Below are records; state how many of their lines hold the word "here", and give only the figure.

Stored data entries

- - - - - - -

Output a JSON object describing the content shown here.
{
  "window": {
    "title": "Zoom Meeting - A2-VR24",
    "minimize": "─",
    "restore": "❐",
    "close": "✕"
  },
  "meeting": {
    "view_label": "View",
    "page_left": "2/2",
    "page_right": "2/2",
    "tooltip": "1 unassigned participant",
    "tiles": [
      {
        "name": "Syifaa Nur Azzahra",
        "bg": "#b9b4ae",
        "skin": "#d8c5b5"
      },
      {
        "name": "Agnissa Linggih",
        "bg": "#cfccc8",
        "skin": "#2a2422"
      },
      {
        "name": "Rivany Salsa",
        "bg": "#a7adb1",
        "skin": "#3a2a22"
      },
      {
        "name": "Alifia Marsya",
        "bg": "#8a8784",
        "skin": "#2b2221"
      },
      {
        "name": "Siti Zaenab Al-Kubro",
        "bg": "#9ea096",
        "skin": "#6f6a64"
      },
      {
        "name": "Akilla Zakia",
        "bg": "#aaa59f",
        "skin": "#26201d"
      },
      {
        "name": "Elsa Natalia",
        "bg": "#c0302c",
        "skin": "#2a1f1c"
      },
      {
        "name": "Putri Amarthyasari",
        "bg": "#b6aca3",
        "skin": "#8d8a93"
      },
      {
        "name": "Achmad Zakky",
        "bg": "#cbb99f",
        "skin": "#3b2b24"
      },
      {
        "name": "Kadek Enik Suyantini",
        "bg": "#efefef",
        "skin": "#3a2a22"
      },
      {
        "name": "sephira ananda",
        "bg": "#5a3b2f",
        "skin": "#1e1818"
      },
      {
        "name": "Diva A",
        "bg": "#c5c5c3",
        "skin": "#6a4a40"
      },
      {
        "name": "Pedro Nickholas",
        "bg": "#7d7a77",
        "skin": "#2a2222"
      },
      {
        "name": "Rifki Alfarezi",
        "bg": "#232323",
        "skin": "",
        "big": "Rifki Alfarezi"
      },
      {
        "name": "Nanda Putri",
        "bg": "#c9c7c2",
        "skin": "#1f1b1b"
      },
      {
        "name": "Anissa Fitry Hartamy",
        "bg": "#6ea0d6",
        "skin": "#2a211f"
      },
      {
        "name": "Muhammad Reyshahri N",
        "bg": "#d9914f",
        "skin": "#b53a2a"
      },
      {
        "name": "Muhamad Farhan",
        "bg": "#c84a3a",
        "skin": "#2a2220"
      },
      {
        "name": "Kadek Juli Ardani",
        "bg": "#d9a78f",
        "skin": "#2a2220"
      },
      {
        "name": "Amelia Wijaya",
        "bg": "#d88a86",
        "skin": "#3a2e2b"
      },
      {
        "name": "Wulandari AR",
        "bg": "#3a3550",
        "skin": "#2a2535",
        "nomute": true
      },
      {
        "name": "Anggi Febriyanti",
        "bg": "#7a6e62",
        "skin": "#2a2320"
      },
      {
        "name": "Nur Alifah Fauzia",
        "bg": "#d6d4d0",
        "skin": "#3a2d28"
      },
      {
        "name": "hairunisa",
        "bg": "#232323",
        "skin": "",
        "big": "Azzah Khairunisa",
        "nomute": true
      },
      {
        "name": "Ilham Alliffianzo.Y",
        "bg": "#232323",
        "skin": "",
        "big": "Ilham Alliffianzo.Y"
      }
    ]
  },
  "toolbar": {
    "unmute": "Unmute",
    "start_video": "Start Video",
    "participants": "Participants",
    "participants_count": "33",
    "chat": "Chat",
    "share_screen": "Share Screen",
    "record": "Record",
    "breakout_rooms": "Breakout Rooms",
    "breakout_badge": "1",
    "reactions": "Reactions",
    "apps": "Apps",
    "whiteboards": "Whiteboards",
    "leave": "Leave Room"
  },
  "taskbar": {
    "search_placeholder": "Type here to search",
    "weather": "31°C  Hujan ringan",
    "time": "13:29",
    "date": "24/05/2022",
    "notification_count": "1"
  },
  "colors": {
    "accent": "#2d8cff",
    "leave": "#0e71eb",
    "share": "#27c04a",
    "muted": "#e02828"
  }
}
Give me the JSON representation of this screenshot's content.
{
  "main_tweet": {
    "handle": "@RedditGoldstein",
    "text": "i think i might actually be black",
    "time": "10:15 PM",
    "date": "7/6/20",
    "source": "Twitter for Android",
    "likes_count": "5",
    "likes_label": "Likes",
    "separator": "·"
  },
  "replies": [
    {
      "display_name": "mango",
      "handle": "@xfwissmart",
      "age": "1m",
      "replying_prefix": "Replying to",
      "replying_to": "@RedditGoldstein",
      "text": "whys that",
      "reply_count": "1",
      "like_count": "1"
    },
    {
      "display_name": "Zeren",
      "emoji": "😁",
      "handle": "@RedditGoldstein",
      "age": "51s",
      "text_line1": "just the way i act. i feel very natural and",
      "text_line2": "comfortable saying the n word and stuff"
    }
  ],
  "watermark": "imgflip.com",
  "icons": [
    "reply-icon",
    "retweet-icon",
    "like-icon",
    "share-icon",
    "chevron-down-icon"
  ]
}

- - - - - - -

* Reply
2